Wherever the string "color" shows up in a line, count that line. Give the total alone.
───
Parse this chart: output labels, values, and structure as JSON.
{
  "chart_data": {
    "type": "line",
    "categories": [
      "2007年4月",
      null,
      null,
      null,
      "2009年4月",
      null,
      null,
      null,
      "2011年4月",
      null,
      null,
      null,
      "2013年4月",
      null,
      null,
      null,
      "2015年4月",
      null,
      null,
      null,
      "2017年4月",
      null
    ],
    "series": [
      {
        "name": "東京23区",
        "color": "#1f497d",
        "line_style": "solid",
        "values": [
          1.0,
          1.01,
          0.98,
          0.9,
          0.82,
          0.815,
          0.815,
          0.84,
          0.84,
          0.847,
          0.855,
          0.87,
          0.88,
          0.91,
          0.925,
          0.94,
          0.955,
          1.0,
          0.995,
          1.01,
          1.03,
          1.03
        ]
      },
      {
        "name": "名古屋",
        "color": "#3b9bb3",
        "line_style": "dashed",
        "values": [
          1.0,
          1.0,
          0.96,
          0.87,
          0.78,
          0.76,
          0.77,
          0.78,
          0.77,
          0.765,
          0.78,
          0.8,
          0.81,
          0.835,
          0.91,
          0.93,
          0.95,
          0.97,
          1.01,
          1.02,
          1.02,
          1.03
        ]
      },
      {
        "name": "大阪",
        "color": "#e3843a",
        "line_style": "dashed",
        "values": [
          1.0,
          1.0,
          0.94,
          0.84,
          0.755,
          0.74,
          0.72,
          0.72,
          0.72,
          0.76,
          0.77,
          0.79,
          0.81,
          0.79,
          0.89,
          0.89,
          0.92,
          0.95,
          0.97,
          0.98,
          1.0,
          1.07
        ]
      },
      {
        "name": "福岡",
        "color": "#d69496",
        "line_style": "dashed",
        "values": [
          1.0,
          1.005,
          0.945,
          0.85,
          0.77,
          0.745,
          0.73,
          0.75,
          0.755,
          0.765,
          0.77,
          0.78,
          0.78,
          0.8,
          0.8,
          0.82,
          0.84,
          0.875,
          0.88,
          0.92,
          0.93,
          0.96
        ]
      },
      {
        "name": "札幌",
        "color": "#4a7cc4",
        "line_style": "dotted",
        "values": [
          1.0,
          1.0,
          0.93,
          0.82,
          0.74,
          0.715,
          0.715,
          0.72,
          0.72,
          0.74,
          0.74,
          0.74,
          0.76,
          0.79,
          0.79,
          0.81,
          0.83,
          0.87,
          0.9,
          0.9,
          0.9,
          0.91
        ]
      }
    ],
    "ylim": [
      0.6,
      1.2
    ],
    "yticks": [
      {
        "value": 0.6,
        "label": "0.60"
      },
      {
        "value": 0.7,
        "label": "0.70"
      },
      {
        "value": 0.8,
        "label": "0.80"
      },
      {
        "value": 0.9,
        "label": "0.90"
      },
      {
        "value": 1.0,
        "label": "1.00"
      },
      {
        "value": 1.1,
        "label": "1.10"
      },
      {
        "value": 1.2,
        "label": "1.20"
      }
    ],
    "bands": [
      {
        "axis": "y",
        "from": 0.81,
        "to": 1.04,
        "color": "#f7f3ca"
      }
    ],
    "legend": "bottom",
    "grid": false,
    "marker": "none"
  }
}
───
» **THE COMPLETED TASK**:
6